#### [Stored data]
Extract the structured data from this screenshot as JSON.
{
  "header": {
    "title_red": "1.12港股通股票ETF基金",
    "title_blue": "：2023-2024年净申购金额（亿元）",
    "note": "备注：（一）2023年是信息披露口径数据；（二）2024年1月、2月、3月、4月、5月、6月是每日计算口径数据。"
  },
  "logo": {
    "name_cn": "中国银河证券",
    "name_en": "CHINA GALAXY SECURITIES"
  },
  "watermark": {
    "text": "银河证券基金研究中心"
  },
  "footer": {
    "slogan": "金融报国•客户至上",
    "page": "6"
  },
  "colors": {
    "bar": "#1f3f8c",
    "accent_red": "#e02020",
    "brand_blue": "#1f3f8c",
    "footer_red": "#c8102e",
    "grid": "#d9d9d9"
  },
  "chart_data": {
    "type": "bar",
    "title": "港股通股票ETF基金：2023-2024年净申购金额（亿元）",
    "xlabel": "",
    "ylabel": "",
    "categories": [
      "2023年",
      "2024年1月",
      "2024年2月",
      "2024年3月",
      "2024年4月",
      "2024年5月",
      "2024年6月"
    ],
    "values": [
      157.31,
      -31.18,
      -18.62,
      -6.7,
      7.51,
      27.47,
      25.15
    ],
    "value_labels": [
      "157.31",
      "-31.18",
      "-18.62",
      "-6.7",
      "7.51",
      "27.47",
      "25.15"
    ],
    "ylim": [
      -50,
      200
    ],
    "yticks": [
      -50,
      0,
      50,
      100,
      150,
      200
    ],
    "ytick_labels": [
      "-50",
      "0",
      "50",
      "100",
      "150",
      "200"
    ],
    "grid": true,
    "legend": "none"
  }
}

#### [DIRECTION]
Repeat the records above exactly as they appear.

#### [TASK RESPONSE]
Extract the structured data from this screenshot as JSON.
{
  "header": {
    "title_red": "1.12港股通股票ETF基金",
    "title_blue": "：2023-2024年净申购金额（亿元）",
    "note": "备注：（一）2023年是信息披露口径数据；（二）2024年1月、2月、3月、4月、5月、6月是每日计算口径数据。"
  },
  "logo": {
    "name_cn": "中国银河证券",
    "name_en": "CHINA GALAXY SECURITIES"
  },
  "watermark": {
    "text": "银河证券基金研究中心"
  },
  "footer": {
    "slogan": "金融报国•客户至上",
    "page": "6"
  },
  "colors": {
    "bar": "#1f3f8c",
    "accent_red": "#e02020",
    "brand_blue": "#1f3f8c",
    "footer_red": "#c8102e",
    "grid": "#d9d9d9"
  },
  "chart_data": {
    "type": "bar",
    "title": "港股通股票ETF基金：2023-2024年净申购金额（亿元）",
    "xlabel": "",
    "ylabel": "",
    "categories": [
      "2023年",
      "2024年1月",
      "2024年2月",
      "2024年3月",
      "2024年4月",
      "2024年5月",
      "2024年6月"
    ],
    "values": [
      157.31,
      -31.18,
      -18.62,
      -6.7,
      7.51,
      27.47,
      25.15
    ],
    "value_labels": [
      "157.31",
      "-31.18",
      "-18.62",
      "-6.7",
      "7.51",
      "27.47",
      "25.15"
    ],
    "ylim": [
      -50,
      200
    ],
    "yticks": [
      -50,
      0,
      50,
      100,
      150,
      200
    ],
    "ytick_labels": [
      "-50",
      "0",
      "50",
      "100",
      "150",
      "200"
    ],
    "grid": true,
    "legend": "none"
  }
}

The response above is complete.